**DESCRIPTION OF THE TASK:** For the copy, please give all of the data again exactly and leave the pictures out.

**RECORD SET:**

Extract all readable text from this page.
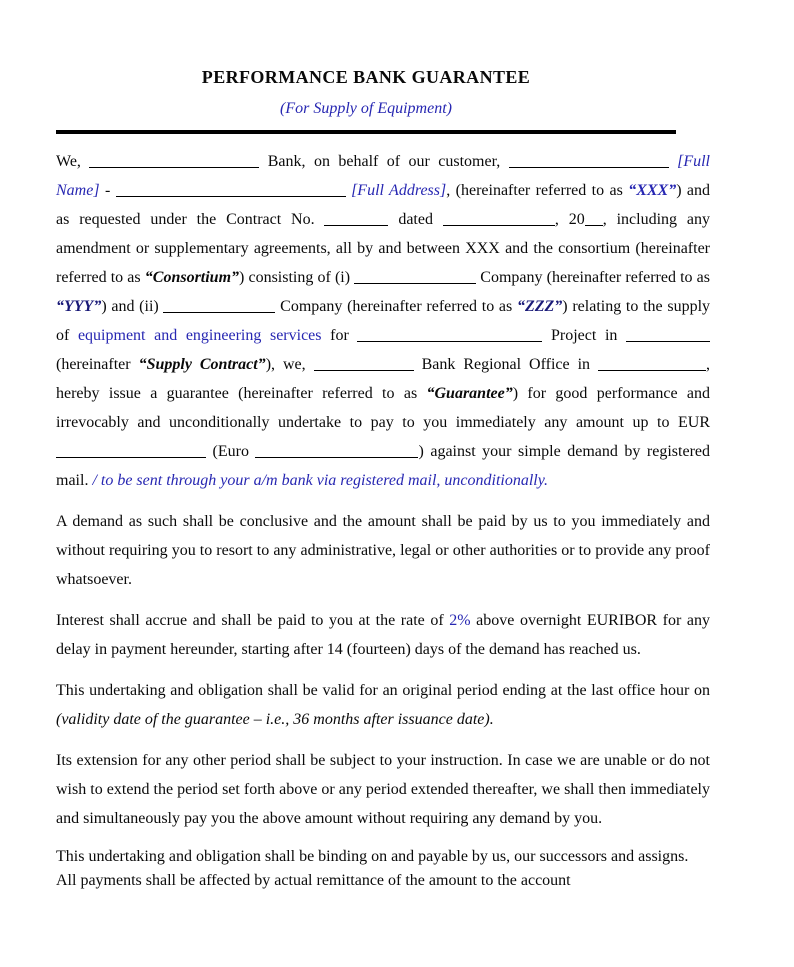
PERFORMANCE BANK GUARANTEE

(For Supply of Equipment)

We,	Bank, on behalf of our customer,	[Full Name] -	[Full Address], (hereinafter referred to as “XXX”) and as requested under the Contract No.	dated	, 20 , including any amendment or supplementary agreements, all by and between XXX and the consortium (hereinafter referred to as “Consortium”) consisting of (i)	Company (hereinafter referred to as “YYY”) and (ii)	Company (hereinafter referred to as “ZZZ”) relating to the supply of equipment and engineering services for	Project in  (hereinafter “Supply Contract”), we,	Bank Regional Office in	, hereby issue a guarantee (hereinafter referred to as “Guarantee”) for good performance and irrevocably and unconditionally undertake to pay to you immediately any amount up to EUR  (Euro	) against your simple demand by registered mail. / to be sent through your a/m bank via registered mail, unconditionally.

A demand as such shall be conclusive and the amount shall be paid by us to you immediately and without requiring you to resort to any administrative, legal or other authorities or to provide any proof whatsoever.

Interest shall accrue and shall be paid to you at the rate of 2% above overnight EURIBOR for any delay in payment hereunder, starting after 14 (fourteen) days of the demand has reached us.

This undertaking and obligation shall be valid for an original period ending at the last office hour on (validity date of the guarantee – i.e., 36 months after issuance date).

Its extension for any other period shall be subject to your instruction. In case we are unable or do not wish to extend the period set forth above or any period extended thereafter, we shall then immediately and simultaneously pay you the above amount without requiring any demand by you.

This undertaking and obligation shall be binding on and payable by us, our successors and assigns. All payments shall be affected by actual remittance of the amount to the account
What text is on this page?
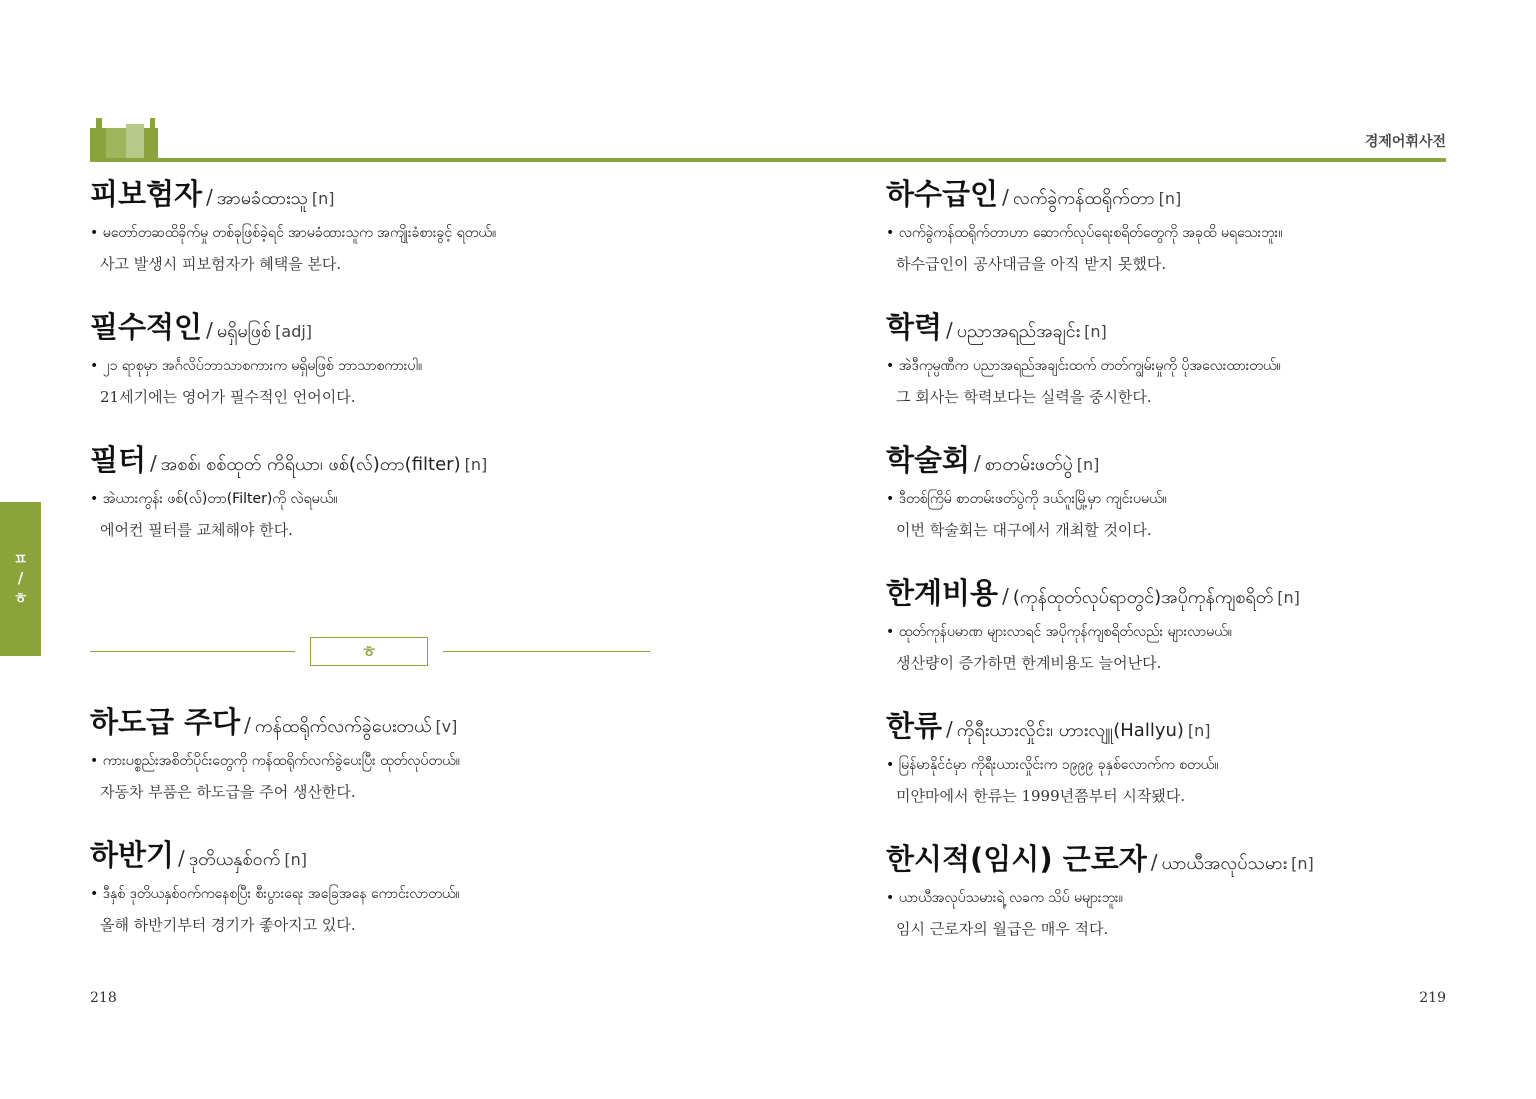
경제어휘사전
ㅍ
/
ㅎ
피보험자 / အာမခံထားသူ [n]
• မတော်တဆထိခိုက်မှု တစ်ခုဖြစ်ခဲ့ရင် အာမခံထားသူက အကျိုးခံစားခွင့် ရတယ်။
사고 발생시 피보험자가 혜택을 본다.
필수적인 / မရှိမဖြစ် [adj]
• ၂၁ ရာစုမှာ အင်္ဂလိပ်ဘာသာစကားက မရှိမဖြစ် ဘာသာစကားပါ။
21세기에는 영어가 필수적인 언어이다.
필터 / အစစ်၊ စစ်ထုတ် ကိရိယာ၊ ဖစ်(လ်)တာ(filter) [n]
• အဲယားကွန်း ဖစ်(လ်)တာ(Filter)ကို လဲရမယ်။
에어컨 필터를 교체해야 한다.
ㅎ
하도급 주다 / ကန်ထရိုက်လက်ခွဲပေးတယ် [v]
• ကားပစ္စည်းအစိတ်ပိုင်းတွေကို ကန်ထရိုက်လက်ခွဲပေးပြီး ထုတ်လုပ်တယ်။
자동차 부품은 하도급을 주어 생산한다.
하반기 / ဒုတိယနှစ်ဝက် [n]
• ဒီနှစ် ဒုတိယနှစ်ဝက်ကနေစပြီး စီးပွားရေး အခြေအနေ ကောင်းလာတယ်။
올해 하반기부터 경기가 좋아지고 있다.
하수급인 / လက်ခွဲကန်ထရိုက်တာ [n]
• လက်ခွဲကန်ထရိုက်တာဟာ ဆောက်လုပ်ရေးစရိတ်တွေကို အခုထိ မရသေးဘူး။
하수급인이 공사대금을 아직 받지 못했다.
학력 / ပညာအရည်အချင်း [n]
• အဲဒီကုမ္ပဏီက ပညာအရည်အချင်းထက် တတ်ကျွမ်းမှုကို ပိုအလေးထားတယ်။
그 회사는 학력보다는 실력을 중시한다.
학술회 / စာတမ်းဖတ်ပွဲ [n]
• ဒီတစ်ကြိမ် စာတမ်းဖတ်ပွဲကို ဒယ်ဂူးမြို့မှာ ကျင်းပမယ်။
이번 학술회는 대구에서 개최할 것이다.
한계비용 / (ကုန်ထုတ်လုပ်ရာတွင်)အပိုကုန်ကျစရိတ် [n]
• ထုတ်ကုန်ပမာဏ များလာရင် အပိုကုန်ကျစရိတ်လည်း များလာမယ်။
생산량이 증가하면 한계비용도 늘어난다.
한류 / ကိုရီးယားလှိုင်း၊ ဟားလျူ(Hallyu) [n]
• မြန်မာနိုင်ငံမှာ ကိုရီးယားလှိုင်းက ၁၉၉၉ ခုနှစ်လောက်က စတယ်။
미얀마에서 한류는 1999년쯤부터 시작됐다.
한시적(임시) 근로자 / ယာယီအလုပ်သမား [n]
• ယာယီအလုပ်သမားရဲ့ လခက သိပ် မများဘူး။
임시 근로자의 월급은 매우 적다.
218	219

**ANSWER TO THE TASK:**
Extract all readable text from this page.
PERFORMANCE BANK GUARANTEE

(For Supply of Equipment)

We,	Bank, on behalf of our customer,	[Full Name] -	[Full Address], (hereinafter referred to as “XXX”) and as requested under the Contract No.	dated	, 20 , including any amendment or supplementary agreements, all by and between XXX and the consortium (hereinafter referred to as “Consortium”) consisting of (i)	Company (hereinafter referred to as “YYY”) and (ii)	Company (hereinafter referred to as “ZZZ”) relating to the supply of equipment and engineering services for	Project in  (hereinafter “Supply Contract”), we,	Bank Regional Office in	, hereby issue a guarantee (hereinafter referred to as “Guarantee”) for good performance and irrevocably and unconditionally undertake to pay to you immediately any amount up to EUR  (Euro	) against your simple demand by registered mail. / to be sent through your a/m bank via registered mail, unconditionally.

A demand as such shall be conclusive and the amount shall be paid by us to you immediately and without requiring you to resort to any administrative, legal or other authorities or to provide any proof whatsoever.

Interest shall accrue and shall be paid to you at the rate of 2% above overnight EURIBOR for any delay in payment hereunder, starting after 14 (fourteen) days of the demand has reached us.

This undertaking and obligation shall be valid for an original period ending at the last office hour on (validity date of the guarantee – i.e., 36 months after issuance date).

Its extension for any other period shall be subject to your instruction. In case we are unable or do not wish to extend the period set forth above or any period extended thereafter, we shall then immediately and simultaneously pay you the above amount without requiring any demand by you.

This undertaking and obligation shall be binding on and payable by us, our successors and assigns. All payments shall be affected by actual remittance of the amount to the account
What text is on this page?
경제어휘사전
ㅍ
/
ㅎ
피보험자 / အာမခံထားသူ [n]
• မတော်တဆထိခိုက်မှု တစ်ခုဖြစ်ခဲ့ရင် အာမခံထားသူက အကျိုးခံစားခွင့် ရတယ်။
사고 발생시 피보험자가 혜택을 본다.
필수적인 / မရှိမဖြစ် [adj]
• ၂၁ ရာစုမှာ အင်္ဂလိပ်ဘာသာစကားက မရှိမဖြစ် ဘာသာစကားပါ။
21세기에는 영어가 필수적인 언어이다.
필터 / အစစ်၊ စစ်ထုတ် ကိရိယာ၊ ဖစ်(လ်)တာ(filter) [n]
• အဲယားကွန်း ဖစ်(လ်)တာ(Filter)ကို လဲရမယ်။
에어컨 필터를 교체해야 한다.
ㅎ
하도급 주다 / ကန်ထရိုက်လက်ခွဲပေးတယ် [v]
• ကားပစ္စည်းအစိတ်ပိုင်းတွေကို ကန်ထရိုက်လက်ခွဲပေးပြီး ထုတ်လုပ်တယ်။
자동차 부품은 하도급을 주어 생산한다.
하반기 / ဒုတိယနှစ်ဝက် [n]
• ဒီနှစ် ဒုတိယနှစ်ဝက်ကနေစပြီး စီးပွားရေး အခြေအနေ ကောင်းလာတယ်။
올해 하반기부터 경기가 좋아지고 있다.
하수급인 / လက်ခွဲကန်ထရိုက်တာ [n]
• လက်ခွဲကန်ထရိုက်တာဟာ ဆောက်လုပ်ရေးစရိတ်တွေကို အခုထိ မရသေးဘူး။
하수급인이 공사대금을 아직 받지 못했다.
학력 / ပညာအရည်အချင်း [n]
• အဲဒီကုမ္ပဏီက ပညာအရည်အချင်းထက် တတ်ကျွမ်းမှုကို ပိုအလေးထားတယ်။
그 회사는 학력보다는 실력을 중시한다.
학술회 / စာတမ်းဖတ်ပွဲ [n]
• ဒီတစ်ကြိမ် စာတမ်းဖတ်ပွဲကို ဒယ်ဂူးမြို့မှာ ကျင်းပမယ်။
이번 학술회는 대구에서 개최할 것이다.
한계비용 / (ကုန်ထုတ်လုပ်ရာတွင်)အပိုကုန်ကျစရိတ် [n]
• ထုတ်ကုန်ပမာဏ များလာရင် အပိုကုန်ကျစရိတ်လည်း များလာမယ်။
생산량이 증가하면 한계비용도 늘어난다.
한류 / ကိုရီးယားလှိုင်း၊ ဟားလျူ(Hallyu) [n]
• မြန်မာနိုင်ငံမှာ ကိုရီးယားလှိုင်းက ၁၉၉၉ ခုနှစ်လောက်က စတယ်။
미얀마에서 한류는 1999년쯤부터 시작됐다.
한시적(임시) 근로자 / ယာယီအလုပ်သမား [n]
• ယာယီအလုပ်သမားရဲ့ လခက သိပ် မများဘူး။
임시 근로자의 월급은 매우 적다.
218	219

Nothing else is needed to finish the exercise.